• Work task
Every line holding the string "leicht" should be copied from the listing.

• Material provided

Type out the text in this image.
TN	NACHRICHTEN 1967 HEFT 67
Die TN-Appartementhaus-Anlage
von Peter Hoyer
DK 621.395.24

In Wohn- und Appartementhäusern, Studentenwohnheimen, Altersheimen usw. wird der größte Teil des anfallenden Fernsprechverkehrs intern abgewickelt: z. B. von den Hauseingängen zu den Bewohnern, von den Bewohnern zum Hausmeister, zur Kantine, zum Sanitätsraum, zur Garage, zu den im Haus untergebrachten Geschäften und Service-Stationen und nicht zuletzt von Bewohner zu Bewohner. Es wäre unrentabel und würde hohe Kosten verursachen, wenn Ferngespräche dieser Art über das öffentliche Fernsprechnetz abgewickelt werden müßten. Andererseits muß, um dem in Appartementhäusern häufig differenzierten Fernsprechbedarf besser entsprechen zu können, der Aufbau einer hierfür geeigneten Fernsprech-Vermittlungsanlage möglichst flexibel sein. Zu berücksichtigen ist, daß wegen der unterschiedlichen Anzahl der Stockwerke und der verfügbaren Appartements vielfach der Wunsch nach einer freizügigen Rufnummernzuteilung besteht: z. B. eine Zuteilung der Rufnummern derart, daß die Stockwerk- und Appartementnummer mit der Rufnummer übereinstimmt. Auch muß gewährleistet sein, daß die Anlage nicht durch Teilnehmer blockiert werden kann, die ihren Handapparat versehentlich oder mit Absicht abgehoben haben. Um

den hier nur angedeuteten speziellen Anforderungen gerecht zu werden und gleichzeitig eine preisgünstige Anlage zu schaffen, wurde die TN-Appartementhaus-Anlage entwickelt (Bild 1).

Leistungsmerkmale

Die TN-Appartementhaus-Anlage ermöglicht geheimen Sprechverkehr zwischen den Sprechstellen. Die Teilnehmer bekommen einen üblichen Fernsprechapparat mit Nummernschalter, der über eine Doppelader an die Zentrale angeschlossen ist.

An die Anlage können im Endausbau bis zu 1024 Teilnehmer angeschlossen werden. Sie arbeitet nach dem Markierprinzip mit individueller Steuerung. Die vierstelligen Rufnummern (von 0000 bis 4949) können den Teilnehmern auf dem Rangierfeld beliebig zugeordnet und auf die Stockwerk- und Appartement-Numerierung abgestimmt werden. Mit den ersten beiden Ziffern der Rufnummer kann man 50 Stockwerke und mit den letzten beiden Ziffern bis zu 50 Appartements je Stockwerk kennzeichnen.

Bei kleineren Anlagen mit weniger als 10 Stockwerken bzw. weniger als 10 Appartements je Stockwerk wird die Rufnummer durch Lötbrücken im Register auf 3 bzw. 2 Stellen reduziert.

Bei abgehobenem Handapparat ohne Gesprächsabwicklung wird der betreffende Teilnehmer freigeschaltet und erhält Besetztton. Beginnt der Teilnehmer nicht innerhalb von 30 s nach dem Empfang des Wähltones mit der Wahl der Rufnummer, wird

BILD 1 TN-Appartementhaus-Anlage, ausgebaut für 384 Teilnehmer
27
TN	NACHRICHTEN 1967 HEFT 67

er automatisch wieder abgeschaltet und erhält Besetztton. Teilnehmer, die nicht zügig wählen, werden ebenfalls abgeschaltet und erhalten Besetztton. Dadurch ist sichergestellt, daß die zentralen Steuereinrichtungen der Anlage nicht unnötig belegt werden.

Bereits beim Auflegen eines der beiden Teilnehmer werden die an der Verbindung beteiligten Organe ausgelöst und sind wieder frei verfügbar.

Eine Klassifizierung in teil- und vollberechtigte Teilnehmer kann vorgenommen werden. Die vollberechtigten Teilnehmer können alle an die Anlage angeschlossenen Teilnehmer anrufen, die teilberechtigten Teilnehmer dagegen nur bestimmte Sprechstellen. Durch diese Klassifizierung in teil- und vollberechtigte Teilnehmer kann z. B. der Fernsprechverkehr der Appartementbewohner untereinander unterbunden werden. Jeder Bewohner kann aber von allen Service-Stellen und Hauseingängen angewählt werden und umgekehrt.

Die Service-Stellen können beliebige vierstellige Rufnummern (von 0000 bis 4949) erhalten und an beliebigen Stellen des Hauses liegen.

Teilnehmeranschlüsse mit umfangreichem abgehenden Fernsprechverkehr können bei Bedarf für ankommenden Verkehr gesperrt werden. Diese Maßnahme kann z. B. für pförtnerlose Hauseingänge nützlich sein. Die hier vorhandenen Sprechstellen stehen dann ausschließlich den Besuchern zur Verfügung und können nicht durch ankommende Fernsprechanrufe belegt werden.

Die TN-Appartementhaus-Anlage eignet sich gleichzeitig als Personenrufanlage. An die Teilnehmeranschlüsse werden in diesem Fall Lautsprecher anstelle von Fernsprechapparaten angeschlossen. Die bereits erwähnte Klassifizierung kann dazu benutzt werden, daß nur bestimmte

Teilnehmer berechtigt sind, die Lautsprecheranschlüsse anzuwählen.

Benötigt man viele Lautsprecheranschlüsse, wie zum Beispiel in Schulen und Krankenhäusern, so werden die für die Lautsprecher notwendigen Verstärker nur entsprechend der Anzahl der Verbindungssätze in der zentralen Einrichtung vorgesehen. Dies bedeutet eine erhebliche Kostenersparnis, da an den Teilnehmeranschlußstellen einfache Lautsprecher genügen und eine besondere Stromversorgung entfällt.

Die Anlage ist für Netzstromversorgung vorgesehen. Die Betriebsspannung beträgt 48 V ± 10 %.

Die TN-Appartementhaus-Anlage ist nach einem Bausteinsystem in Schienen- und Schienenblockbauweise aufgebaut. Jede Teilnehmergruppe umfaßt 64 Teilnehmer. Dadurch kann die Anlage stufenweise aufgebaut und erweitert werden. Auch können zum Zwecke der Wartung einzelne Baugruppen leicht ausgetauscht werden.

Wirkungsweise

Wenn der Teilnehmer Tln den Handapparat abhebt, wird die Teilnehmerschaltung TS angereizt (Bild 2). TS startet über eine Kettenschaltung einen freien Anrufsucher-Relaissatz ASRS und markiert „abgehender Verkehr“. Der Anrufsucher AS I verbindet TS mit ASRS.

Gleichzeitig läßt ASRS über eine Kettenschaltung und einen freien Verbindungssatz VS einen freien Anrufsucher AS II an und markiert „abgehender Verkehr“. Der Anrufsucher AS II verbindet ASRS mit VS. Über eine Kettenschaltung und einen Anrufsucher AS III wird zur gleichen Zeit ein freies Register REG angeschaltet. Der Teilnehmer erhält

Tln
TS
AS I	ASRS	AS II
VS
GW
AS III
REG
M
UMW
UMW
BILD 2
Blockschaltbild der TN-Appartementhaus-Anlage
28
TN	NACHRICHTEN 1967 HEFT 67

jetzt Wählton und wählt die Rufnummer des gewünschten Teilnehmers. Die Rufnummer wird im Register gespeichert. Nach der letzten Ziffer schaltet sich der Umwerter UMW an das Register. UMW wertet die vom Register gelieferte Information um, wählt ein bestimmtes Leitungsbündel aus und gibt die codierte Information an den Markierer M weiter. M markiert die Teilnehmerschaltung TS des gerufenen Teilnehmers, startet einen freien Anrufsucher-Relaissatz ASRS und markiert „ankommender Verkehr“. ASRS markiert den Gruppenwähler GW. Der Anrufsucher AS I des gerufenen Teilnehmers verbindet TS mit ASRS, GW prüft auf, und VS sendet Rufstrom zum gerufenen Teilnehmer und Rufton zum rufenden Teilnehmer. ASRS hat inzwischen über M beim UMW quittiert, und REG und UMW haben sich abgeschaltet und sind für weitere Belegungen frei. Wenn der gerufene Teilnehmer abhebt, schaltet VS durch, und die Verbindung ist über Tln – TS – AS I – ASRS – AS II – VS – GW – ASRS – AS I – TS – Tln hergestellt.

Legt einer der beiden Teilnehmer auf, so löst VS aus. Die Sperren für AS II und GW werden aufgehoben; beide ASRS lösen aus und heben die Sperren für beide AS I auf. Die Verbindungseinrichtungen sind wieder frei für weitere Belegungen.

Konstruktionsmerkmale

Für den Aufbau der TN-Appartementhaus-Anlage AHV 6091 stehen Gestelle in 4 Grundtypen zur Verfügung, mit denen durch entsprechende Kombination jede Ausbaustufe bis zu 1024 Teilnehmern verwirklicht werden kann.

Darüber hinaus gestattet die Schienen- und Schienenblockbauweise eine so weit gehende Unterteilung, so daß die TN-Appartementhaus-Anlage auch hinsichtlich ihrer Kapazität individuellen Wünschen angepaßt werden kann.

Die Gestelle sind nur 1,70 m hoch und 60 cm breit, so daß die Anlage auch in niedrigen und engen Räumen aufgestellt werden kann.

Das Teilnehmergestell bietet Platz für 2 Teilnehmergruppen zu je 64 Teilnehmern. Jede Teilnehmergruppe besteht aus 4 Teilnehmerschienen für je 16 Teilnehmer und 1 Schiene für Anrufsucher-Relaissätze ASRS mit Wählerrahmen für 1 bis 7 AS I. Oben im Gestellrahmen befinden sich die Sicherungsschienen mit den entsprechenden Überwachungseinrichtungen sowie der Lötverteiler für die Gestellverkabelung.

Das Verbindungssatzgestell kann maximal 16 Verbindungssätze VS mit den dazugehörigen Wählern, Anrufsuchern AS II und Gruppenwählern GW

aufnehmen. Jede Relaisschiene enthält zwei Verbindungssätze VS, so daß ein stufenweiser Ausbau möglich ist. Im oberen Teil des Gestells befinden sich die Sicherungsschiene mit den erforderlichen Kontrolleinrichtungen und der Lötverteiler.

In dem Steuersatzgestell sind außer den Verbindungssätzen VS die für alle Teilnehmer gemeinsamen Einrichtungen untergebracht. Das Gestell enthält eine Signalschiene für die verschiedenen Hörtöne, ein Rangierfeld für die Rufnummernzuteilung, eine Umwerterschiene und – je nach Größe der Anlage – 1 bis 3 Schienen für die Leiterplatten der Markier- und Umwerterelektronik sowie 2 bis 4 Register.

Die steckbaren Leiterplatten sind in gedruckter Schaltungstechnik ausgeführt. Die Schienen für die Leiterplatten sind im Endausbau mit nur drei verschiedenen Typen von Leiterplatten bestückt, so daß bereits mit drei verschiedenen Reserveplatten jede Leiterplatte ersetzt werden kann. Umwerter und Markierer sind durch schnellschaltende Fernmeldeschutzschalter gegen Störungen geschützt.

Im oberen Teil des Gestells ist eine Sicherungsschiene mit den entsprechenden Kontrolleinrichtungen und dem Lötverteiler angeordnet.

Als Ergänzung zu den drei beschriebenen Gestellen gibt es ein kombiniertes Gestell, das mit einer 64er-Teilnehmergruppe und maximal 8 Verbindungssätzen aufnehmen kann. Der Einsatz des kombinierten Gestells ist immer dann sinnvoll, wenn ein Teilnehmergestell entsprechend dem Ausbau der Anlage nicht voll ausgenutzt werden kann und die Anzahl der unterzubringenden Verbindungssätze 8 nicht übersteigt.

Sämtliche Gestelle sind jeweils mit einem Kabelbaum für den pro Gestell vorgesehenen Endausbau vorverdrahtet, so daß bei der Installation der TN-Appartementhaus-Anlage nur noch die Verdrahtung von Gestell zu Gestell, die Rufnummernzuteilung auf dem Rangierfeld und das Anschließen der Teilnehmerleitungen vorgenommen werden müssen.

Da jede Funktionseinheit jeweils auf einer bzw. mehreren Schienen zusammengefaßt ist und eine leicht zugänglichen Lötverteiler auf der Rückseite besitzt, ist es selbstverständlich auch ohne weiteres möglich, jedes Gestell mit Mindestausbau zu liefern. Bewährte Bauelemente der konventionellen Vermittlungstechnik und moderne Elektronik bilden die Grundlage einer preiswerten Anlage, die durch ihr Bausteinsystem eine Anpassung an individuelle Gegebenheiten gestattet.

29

• Answer to this task
Die TN-Appartementhaus-Anlage ist nach einem Bausteinsystem in Schienen- und Schienenblockbauweise aufgebaut. Jede Teilnehmergruppe umfaßt 64 Teilnehmer. Dadurch kann die Anlage stufenweise aufgebaut und erweitert werden. Auch können zum Zwecke der Wartung einzelne Baugruppen leicht ausgetauscht werden.
Da jede Funktionseinheit jeweils auf einer bzw. mehreren Schienen zusammengefaßt ist und eine leicht zugänglichen Lötverteiler auf der Rückseite besitzt, ist es selbstverständlich auch ohne weiteres möglich, jedes Gestell mit Mindestausbau zu liefern. Bewährte Bauelemente der konventionellen Vermittlungstechnik und moderne Elektronik bilden die Grundlage einer preiswerten Anlage, die durch ihr Bausteinsystem eine Anpassung an individuelle Gegebenheiten gestattet.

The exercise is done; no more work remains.